### STATED GOAL:
Repeat every record below exactly, but leave out any pictures.

>> Start DATA SHOWN

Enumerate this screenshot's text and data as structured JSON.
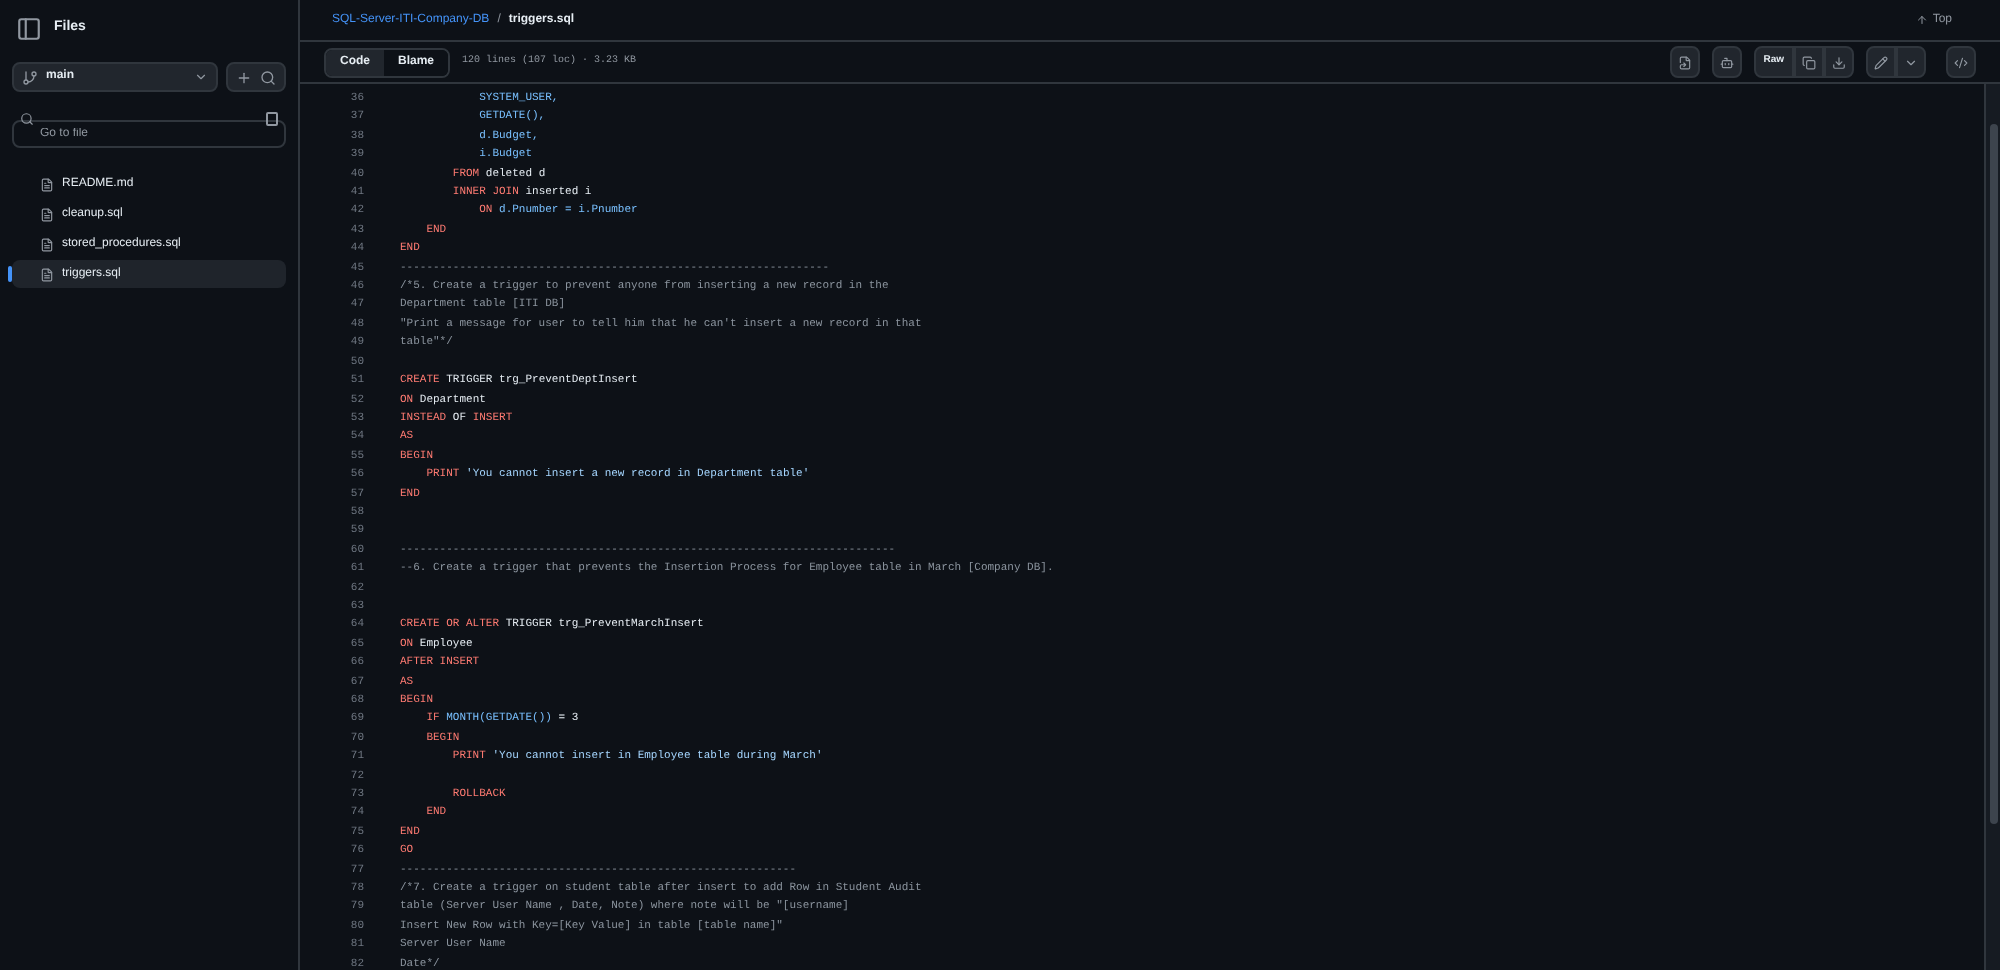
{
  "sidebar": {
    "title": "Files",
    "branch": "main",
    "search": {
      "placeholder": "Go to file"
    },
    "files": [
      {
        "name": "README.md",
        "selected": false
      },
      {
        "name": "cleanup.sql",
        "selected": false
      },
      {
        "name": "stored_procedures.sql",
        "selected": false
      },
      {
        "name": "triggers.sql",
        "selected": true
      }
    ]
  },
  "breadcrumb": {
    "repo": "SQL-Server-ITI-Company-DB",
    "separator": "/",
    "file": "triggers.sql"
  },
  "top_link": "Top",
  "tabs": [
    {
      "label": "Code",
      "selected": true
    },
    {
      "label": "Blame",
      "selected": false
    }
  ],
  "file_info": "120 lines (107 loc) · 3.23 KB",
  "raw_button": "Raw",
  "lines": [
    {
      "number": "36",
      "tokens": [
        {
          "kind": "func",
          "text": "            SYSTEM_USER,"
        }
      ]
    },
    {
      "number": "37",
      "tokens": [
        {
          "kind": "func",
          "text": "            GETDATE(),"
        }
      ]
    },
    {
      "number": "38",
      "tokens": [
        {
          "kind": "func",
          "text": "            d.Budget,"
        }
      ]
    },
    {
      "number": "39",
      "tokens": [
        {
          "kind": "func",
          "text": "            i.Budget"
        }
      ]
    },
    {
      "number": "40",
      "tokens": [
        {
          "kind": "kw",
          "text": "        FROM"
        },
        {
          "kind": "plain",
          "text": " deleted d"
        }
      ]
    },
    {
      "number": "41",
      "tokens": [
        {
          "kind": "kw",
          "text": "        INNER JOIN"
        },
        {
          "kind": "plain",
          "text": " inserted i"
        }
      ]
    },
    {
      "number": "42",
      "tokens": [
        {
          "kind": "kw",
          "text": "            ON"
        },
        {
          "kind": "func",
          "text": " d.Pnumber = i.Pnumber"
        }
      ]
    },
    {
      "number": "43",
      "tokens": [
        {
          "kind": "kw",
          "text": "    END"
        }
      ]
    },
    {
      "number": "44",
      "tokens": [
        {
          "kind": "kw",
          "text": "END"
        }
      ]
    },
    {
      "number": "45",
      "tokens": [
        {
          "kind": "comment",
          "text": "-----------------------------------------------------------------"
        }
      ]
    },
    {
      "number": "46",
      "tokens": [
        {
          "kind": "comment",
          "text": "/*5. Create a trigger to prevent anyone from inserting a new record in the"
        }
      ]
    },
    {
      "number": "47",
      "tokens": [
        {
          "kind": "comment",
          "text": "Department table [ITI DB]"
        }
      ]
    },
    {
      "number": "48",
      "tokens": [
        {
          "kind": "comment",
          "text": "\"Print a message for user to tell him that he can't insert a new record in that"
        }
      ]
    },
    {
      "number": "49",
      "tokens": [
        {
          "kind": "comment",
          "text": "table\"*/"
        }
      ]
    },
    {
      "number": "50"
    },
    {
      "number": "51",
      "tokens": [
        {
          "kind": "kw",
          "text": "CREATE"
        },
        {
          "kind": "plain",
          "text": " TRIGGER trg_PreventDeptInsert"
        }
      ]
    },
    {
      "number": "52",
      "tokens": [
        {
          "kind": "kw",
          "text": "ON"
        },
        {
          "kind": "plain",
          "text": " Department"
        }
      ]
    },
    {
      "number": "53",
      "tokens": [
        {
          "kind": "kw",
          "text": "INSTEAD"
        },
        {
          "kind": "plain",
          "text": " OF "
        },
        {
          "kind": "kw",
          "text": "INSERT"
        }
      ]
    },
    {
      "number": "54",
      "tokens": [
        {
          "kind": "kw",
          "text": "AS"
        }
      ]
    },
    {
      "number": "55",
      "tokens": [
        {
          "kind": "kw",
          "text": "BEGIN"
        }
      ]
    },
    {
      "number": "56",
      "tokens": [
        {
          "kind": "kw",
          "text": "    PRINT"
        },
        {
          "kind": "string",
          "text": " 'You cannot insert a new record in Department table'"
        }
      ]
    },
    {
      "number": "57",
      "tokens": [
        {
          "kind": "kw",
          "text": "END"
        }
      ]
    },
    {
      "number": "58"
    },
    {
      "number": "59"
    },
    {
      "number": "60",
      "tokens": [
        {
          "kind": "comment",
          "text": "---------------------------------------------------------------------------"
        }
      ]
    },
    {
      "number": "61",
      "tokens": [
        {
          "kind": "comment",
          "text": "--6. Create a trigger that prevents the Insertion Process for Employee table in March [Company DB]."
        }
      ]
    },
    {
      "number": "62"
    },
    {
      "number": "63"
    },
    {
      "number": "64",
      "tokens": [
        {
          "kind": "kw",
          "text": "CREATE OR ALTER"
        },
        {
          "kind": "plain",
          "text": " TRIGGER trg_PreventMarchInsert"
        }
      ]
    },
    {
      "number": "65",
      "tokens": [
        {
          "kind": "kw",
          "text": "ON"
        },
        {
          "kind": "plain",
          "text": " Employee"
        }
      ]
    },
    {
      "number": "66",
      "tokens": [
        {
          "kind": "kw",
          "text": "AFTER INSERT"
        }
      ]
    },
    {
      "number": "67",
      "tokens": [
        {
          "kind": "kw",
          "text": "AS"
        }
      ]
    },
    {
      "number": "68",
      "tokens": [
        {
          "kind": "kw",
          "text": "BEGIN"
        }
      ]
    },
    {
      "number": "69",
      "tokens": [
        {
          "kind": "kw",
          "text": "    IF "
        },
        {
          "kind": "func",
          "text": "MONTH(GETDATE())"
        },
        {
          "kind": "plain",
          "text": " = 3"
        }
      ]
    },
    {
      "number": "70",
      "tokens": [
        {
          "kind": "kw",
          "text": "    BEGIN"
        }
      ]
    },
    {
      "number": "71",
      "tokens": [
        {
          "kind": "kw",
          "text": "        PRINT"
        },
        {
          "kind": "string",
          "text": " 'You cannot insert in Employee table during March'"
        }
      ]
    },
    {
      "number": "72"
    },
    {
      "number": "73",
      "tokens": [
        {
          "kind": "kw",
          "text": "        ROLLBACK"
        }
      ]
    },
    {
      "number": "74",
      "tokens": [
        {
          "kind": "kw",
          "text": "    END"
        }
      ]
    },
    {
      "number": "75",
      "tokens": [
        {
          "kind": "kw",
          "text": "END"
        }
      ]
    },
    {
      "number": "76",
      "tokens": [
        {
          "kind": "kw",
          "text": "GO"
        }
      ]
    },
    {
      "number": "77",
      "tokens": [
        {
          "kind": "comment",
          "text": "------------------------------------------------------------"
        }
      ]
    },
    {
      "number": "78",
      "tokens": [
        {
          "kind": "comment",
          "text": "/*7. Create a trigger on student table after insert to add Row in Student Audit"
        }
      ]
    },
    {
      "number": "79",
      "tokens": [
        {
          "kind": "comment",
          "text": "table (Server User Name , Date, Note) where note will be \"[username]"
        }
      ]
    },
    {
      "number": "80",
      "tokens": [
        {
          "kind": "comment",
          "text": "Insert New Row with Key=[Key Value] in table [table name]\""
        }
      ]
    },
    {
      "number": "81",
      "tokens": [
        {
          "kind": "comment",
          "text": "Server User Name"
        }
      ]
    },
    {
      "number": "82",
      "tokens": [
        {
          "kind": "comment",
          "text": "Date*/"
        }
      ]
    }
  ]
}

>> End DATA SHOWN

### OUTPUT OF THE EXERCISE:
Enumerate this screenshot's text and data as structured JSON.
{
  "sidebar": {
    "title": "Files",
    "branch": "main",
    "search": {
      "placeholder": "Go to file"
    },
    "files": [
      {
        "name": "README.md",
        "selected": false
      },
      {
        "name": "cleanup.sql",
        "selected": false
      },
      {
        "name": "stored_procedures.sql",
        "selected": false
      },
      {
        "name": "triggers.sql",
        "selected": true
      }
    ]
  },
  "breadcrumb": {
    "repo": "SQL-Server-ITI-Company-DB",
    "separator": "/",
    "file": "triggers.sql"
  },
  "top_link": "Top",
  "tabs": [
    {
      "label": "Code",
      "selected": true
    },
    {
      "label": "Blame",
      "selected": false
    }
  ],
  "file_info": "120 lines (107 loc) · 3.23 KB",
  "raw_button": "Raw",
  "lines": [
    {
      "number": "36",
      "tokens": [
        {
          "kind": "func",
          "text": "            SYSTEM_USER,"
        }
      ]
    },
    {
      "number": "37",
      "tokens": [
        {
          "kind": "func",
          "text": "            GETDATE(),"
        }
      ]
    },
    {
      "number": "38",
      "tokens": [
        {
          "kind": "func",
          "text": "            d.Budget,"
        }
      ]
    },
    {
      "number": "39",
      "tokens": [
        {
          "kind": "func",
          "text": "            i.Budget"
        }
      ]
    },
    {
      "number": "40",
      "tokens": [
        {
          "kind": "kw",
          "text": "        FROM"
        },
        {
          "kind": "plain",
          "text": " deleted d"
        }
      ]
    },
    {
      "number": "41",
      "tokens": [
        {
          "kind": "kw",
          "text": "        INNER JOIN"
        },
        {
          "kind": "plain",
          "text": " inserted i"
        }
      ]
    },
    {
      "number": "42",
      "tokens": [
        {
          "kind": "kw",
          "text": "            ON"
        },
        {
          "kind": "func",
          "text": " d.Pnumber = i.Pnumber"
        }
      ]
    },
    {
      "number": "43",
      "tokens": [
        {
          "kind": "kw",
          "text": "    END"
        }
      ]
    },
    {
      "number": "44",
      "tokens": [
        {
          "kind": "kw",
          "text": "END"
        }
      ]
    },
    {
      "number": "45",
      "tokens": [
        {
          "kind": "comment",
          "text": "-----------------------------------------------------------------"
        }
      ]
    },
    {
      "number": "46",
      "tokens": [
        {
          "kind": "comment",
          "text": "/*5. Create a trigger to prevent anyone from inserting a new record in the"
        }
      ]
    },
    {
      "number": "47",
      "tokens": [
        {
          "kind": "comment",
          "text": "Department table [ITI DB]"
        }
      ]
    },
    {
      "number": "48",
      "tokens": [
        {
          "kind": "comment",
          "text": "\"Print a message for user to tell him that he can't insert a new record in that"
        }
      ]
    },
    {
      "number": "49",
      "tokens": [
        {
          "kind": "comment",
          "text": "table\"*/"
        }
      ]
    },
    {
      "number": "50"
    },
    {
      "number": "51",
      "tokens": [
        {
          "kind": "kw",
          "text": "CREATE"
        },
        {
          "kind": "plain",
          "text": " TRIGGER trg_PreventDeptInsert"
        }
      ]
    },
    {
      "number": "52",
      "tokens": [
        {
          "kind": "kw",
          "text": "ON"
        },
        {
          "kind": "plain",
          "text": " Department"
        }
      ]
    },
    {
      "number": "53",
      "tokens": [
        {
          "kind": "kw",
          "text": "INSTEAD"
        },
        {
          "kind": "plain",
          "text": " OF "
        },
        {
          "kind": "kw",
          "text": "INSERT"
        }
      ]
    },
    {
      "number": "54",
      "tokens": [
        {
          "kind": "kw",
          "text": "AS"
        }
      ]
    },
    {
      "number": "55",
      "tokens": [
        {
          "kind": "kw",
          "text": "BEGIN"
        }
      ]
    },
    {
      "number": "56",
      "tokens": [
        {
          "kind": "kw",
          "text": "    PRINT"
        },
        {
          "kind": "string",
          "text": " 'You cannot insert a new record in Department table'"
        }
      ]
    },
    {
      "number": "57",
      "tokens": [
        {
          "kind": "kw",
          "text": "END"
        }
      ]
    },
    {
      "number": "58"
    },
    {
      "number": "59"
    },
    {
      "number": "60",
      "tokens": [
        {
          "kind": "comment",
          "text": "---------------------------------------------------------------------------"
        }
      ]
    },
    {
      "number": "61",
      "tokens": [
        {
          "kind": "comment",
          "text": "--6. Create a trigger that prevents the Insertion Process for Employee table in March [Company DB]."
        }
      ]
    },
    {
      "number": "62"
    },
    {
      "number": "63"
    },
    {
      "number": "64",
      "tokens": [
        {
          "kind": "kw",
          "text": "CREATE OR ALTER"
        },
        {
          "kind": "plain",
          "text": " TRIGGER trg_PreventMarchInsert"
        }
      ]
    },
    {
      "number": "65",
      "tokens": [
        {
          "kind": "kw",
          "text": "ON"
        },
        {
          "kind": "plain",
          "text": " Employee"
        }
      ]
    },
    {
      "number": "66",
      "tokens": [
        {
          "kind": "kw",
          "text": "AFTER INSERT"
        }
      ]
    },
    {
      "number": "67",
      "tokens": [
        {
          "kind": "kw",
          "text": "AS"
        }
      ]
    },
    {
      "number": "68",
      "tokens": [
        {
          "kind": "kw",
          "text": "BEGIN"
        }
      ]
    },
    {
      "number": "69",
      "tokens": [
        {
          "kind": "kw",
          "text": "    IF "
        },
        {
          "kind": "func",
          "text": "MONTH(GETDATE())"
        },
        {
          "kind": "plain",
          "text": " = 3"
        }
      ]
    },
    {
      "number": "70",
      "tokens": [
        {
          "kind": "kw",
          "text": "    BEGIN"
        }
      ]
    },
    {
      "number": "71",
      "tokens": [
        {
          "kind": "kw",
          "text": "        PRINT"
        },
        {
          "kind": "string",
          "text": " 'You cannot insert in Employee table during March'"
        }
      ]
    },
    {
      "number": "72"
    },
    {
      "number": "73",
      "tokens": [
        {
          "kind": "kw",
          "text": "        ROLLBACK"
        }
      ]
    },
    {
      "number": "74",
      "tokens": [
        {
          "kind": "kw",
          "text": "    END"
        }
      ]
    },
    {
      "number": "75",
      "tokens": [
        {
          "kind": "kw",
          "text": "END"
        }
      ]
    },
    {
      "number": "76",
      "tokens": [
        {
          "kind": "kw",
          "text": "GO"
        }
      ]
    },
    {
      "number": "77",
      "tokens": [
        {
          "kind": "comment",
          "text": "------------------------------------------------------------"
        }
      ]
    },
    {
      "number": "78",
      "tokens": [
        {
          "kind": "comment",
          "text": "/*7. Create a trigger on student table after insert to add Row in Student Audit"
        }
      ]
    },
    {
      "number": "79",
      "tokens": [
        {
          "kind": "comment",
          "text": "table (Server User Name , Date, Note) where note will be \"[username]"
        }
      ]
    },
    {
      "number": "80",
      "tokens": [
        {
          "kind": "comment",
          "text": "Insert New Row with Key=[Key Value] in table [table name]\""
        }
      ]
    },
    {
      "number": "81",
      "tokens": [
        {
          "kind": "comment",
          "text": "Server User Name"
        }
      ]
    },
    {
      "number": "82",
      "tokens": [
        {
          "kind": "comment",
          "text": "Date*/"
        }
      ]
    }
  ]
}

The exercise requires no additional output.